> GIVEN PROBLEM: Would you quote the material below in full and unchanged?

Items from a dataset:

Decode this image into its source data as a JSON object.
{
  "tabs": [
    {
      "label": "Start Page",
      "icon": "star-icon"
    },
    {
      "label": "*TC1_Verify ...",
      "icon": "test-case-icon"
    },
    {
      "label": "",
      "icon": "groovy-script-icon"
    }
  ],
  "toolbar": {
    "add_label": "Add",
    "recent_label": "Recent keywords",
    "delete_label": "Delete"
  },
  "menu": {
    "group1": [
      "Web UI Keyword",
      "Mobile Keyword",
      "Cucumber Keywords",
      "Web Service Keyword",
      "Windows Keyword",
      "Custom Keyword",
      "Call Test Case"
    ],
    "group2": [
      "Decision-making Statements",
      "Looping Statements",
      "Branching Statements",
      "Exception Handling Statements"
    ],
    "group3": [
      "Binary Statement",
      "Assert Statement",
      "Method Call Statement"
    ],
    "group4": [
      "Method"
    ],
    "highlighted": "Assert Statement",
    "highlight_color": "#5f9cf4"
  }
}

> FINISHED TASK:
Decode this image into its source data as a JSON object.
{
  "tabs": [
    {
      "label": "Start Page",
      "icon": "star-icon"
    },
    {
      "label": "*TC1_Verify ...",
      "icon": "test-case-icon"
    },
    {
      "label": "",
      "icon": "groovy-script-icon"
    }
  ],
  "toolbar": {
    "add_label": "Add",
    "recent_label": "Recent keywords",
    "delete_label": "Delete"
  },
  "menu": {
    "group1": [
      "Web UI Keyword",
      "Mobile Keyword",
      "Cucumber Keywords",
      "Web Service Keyword",
      "Windows Keyword",
      "Custom Keyword",
      "Call Test Case"
    ],
    "group2": [
      "Decision-making Statements",
      "Looping Statements",
      "Branching Statements",
      "Exception Handling Statements"
    ],
    "group3": [
      "Binary Statement",
      "Assert Statement",
      "Method Call Statement"
    ],
    "group4": [
      "Method"
    ],
    "highlighted": "Assert Statement",
    "highlight_color": "#5f9cf4"
  }
}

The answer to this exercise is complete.